§ **TRECHO FORNECIDO**:
————

Direito Ambiental

Desmistificando o Demônio do Desmatamento – A Amazônia Brasileira

 

O Brasil está se preparando, e tem advogado, por um sistema que permita receber por não utilizar os recursos florestais naturais, globalmente conhecido como REDD (Redução de Emissões do Desmatamento e Degradação das Florestas), o mecanismo propõe medir o carbono estocado nas áreas florestais e remunerar pela sua manutenção no estado original – também é possível introduzir técnicas mínimas de utilização (corte seletivo e regeneração natural – plantio de enriquecimento), para “restaurar” os estoques de carbono originais, mantendo a “Floresta em Pé”, pela valorização do carbono.

 

            Isso está alicerçado na visão de que o uso do desmatamento para substituir o uso da terra é uma prática demoníaca, que destrói as florestas e vai fazer colapsar o clima e, em última instância, a vida na Terra.

 

            A mudança de uso da terra de florestas para outros usos, têm sido realizada desde que a humanidade deixou de ser nômade, e passou a se assentar como agricultora. O mais antigo registro de desmatamento antropogênico é do Vale de Ghab, no Nordeste da Síria. Uma floresta decídua de Carvalhos foi suprimida para uso agrícola em 7 mil AC. Na Europa, principalmente na Europa Central, a cobertura florestal já foi de 80% – na época dos romanos, a Alemanha foi considerada uma região “coberta por florestas horríveis” (Publius Cornelis Tacitus – século 1 AC).

 

            Desde sempre as florestas são convertidas para uso agrícola, e também utilizadas para diferentes funções, principalmente produzir madeira. No caso da Europa Central, elas já foram reduzidas a tanto quanto 20% ou menos da cobertura, tendo depois recuperado o espaço e atingido os atuais 38%. A idéia do Manejo Florestal Sustentável e Planejamento de Uso da Terra surgiu em 1713, e começou a reverter o quadro, publicada por H.C. Carlowitz.

————

§ **TAREFA PROPOSTA 1**: Reproduza sem alterações o trecho da listagem que começa na linha que contém "network-icon[interactable] [1147,692,1165,710]" e termina na linha que contém "start-button[interactable] [6,682,46,720]", incluindo as duas linhas.
§ **TAREFA PROPOSTA 2**: Escreva a continuação do texto sobre o desmatamento na Amazônia brasileira, começando logo após a última frase apresentada.

§ **LISTAGEM FORNECIDA**:

————

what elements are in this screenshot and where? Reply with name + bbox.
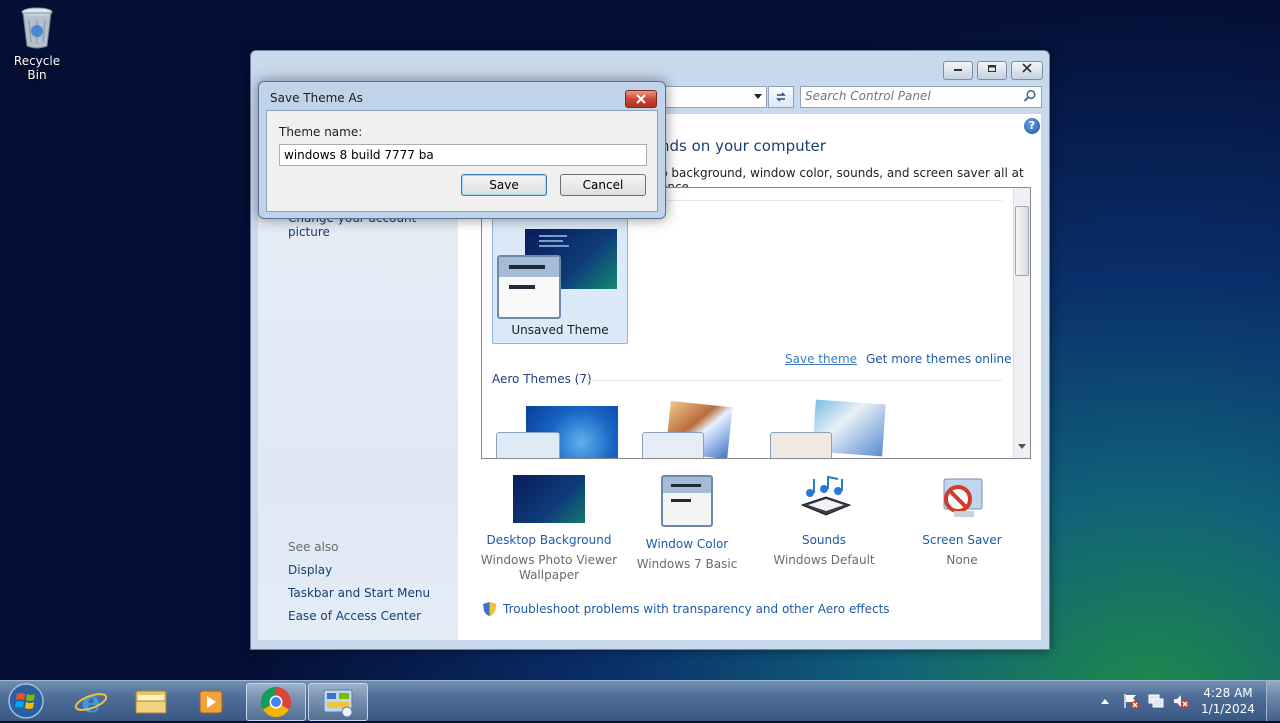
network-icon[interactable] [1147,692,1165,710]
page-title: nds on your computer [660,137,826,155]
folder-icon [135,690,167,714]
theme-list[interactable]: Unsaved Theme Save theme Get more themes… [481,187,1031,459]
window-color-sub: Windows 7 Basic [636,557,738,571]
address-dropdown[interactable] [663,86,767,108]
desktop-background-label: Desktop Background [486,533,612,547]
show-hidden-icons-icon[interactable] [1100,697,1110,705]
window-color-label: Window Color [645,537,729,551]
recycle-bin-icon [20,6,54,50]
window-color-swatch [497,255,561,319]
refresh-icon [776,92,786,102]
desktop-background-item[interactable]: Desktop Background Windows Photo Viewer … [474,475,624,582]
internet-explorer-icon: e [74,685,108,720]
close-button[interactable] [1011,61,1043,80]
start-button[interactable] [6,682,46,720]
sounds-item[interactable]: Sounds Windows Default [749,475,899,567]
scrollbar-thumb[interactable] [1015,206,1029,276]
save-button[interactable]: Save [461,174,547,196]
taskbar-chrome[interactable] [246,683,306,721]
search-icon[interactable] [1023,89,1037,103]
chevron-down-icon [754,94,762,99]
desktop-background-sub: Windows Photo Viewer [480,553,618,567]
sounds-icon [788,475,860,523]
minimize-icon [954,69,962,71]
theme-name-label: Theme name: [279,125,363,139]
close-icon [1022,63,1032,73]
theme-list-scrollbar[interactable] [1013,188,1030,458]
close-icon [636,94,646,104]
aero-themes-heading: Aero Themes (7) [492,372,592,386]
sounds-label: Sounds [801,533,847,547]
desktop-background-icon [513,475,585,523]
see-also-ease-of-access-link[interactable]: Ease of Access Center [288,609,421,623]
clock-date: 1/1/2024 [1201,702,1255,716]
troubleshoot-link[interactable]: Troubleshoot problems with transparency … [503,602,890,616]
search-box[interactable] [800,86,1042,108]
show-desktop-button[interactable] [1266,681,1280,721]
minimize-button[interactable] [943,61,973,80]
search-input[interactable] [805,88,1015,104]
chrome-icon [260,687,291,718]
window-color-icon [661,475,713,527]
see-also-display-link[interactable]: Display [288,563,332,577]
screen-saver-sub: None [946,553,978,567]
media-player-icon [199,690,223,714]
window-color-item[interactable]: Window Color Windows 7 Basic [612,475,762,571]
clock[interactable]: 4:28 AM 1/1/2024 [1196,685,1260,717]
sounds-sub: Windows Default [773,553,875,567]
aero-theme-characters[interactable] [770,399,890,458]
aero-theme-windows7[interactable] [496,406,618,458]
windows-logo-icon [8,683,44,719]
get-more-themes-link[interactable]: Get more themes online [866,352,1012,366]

————

§ **RESPOSTA DA TAREFA 1**:
network-icon[interactable] [1147,692,1165,710]
page-title: nds on your computer [660,137,826,155]
folder-icon [135,690,167,714]
theme-list[interactable]: Unsaved Theme Save theme Get more themes… [481,187,1031,459]
window-color-sub: Windows 7 Basic [636,557,738,571]
address-dropdown[interactable] [663,86,767,108]
desktop-background-label: Desktop Background [486,533,612,547]
show-hidden-icons-icon[interactable] [1100,697,1110,705]
window-color-label: Window Color [645,537,729,551]
recycle-bin-icon [20,6,54,50]
window-color-swatch [497,255,561,319]
refresh-icon [776,92,786,102]
desktop-background-item[interactable]: Desktop Background Windows Photo Viewer … [474,475,624,582]
internet-explorer-icon: e [74,685,108,720]
close-button[interactable] [1011,61,1043,80]
start-button[interactable] [6,682,46,720]

§ **RESPOSTA DA TAREFA 2**:
            Vale lembrar que até 1750, acreditava-se que o corte seletivo e regeneração natural eram o melhor instrumento para garantir a perenidade das florestas. Esse prática foi responsável pela redução dos estoques de madeira de uso comercial para cerca de 100 m3 / ha em um ciclo de cerca de 25-30 anos. Com a introdução da silvicultura moderna, com seleção de indivíduos e produção de mudas, os estoques foram triplicados em 200 anos, e a produtividade tem sido aumentada a cada década, por conta do uso industrial da madeira dessas práticas silviculturais avançadas.

 

            O desmatamento para uso da madeira e conversão para agricultura, levou ao estabelecimento de nações poderosas. O incentivo ao uso industrial da madeira e a silvicultura moderna, devolveram a cobertura florestal e levaram a ajustes naturais da economia dos países, que se traduziram em um equilíbrio entre ocupação humana, agricultura e florestas nos cenários rurais.

 

            Quais dos países que se beneficiaram do desmatamento no passado, são entitulados de destruidores ou “estupradores” das florestas, como o que acontece hoje? Pagar / receber pela substituição do desmatamento é um instrumento que garante soberania?  Não é melhor deixar que o Brasil atinja o seu próprio ponto de equilíbrio econômico por suas próprias condições e com seus recursos naturais?  Não é melhor fazer com que o Brasil aproveite da experiência de sucesso dos países industrializados no uso dos recursos naturais? Não seria melhor para o Brasil se o gerenciamento sustentado dos espaços rurais fosse preconizado para adequar as mudanças de uso da terra e prevenir / mitigar / restaurar a degradação florestal?

 

            O desmatamento moderno tem origem em três situações: mudança de uso da terra para outro mais lucrativo (75%), super-exploração dos recursos madeireiros (14%) e fornecimento de lenha para populações cada vez maiores (11%). Os políticos locais e nacionais tem uma responsabilidade com os constituintes para a promoção do desenvolvimento social e economico, com qualidade ambiental. Porque as áreas florestais podem gerar um valor econômico muito maior quanto transformada para outros usos, os países da Europa Central buscaram o desmatamento e conversão de áreas para agricultura nas fases iniciais do seu desenvolvimento.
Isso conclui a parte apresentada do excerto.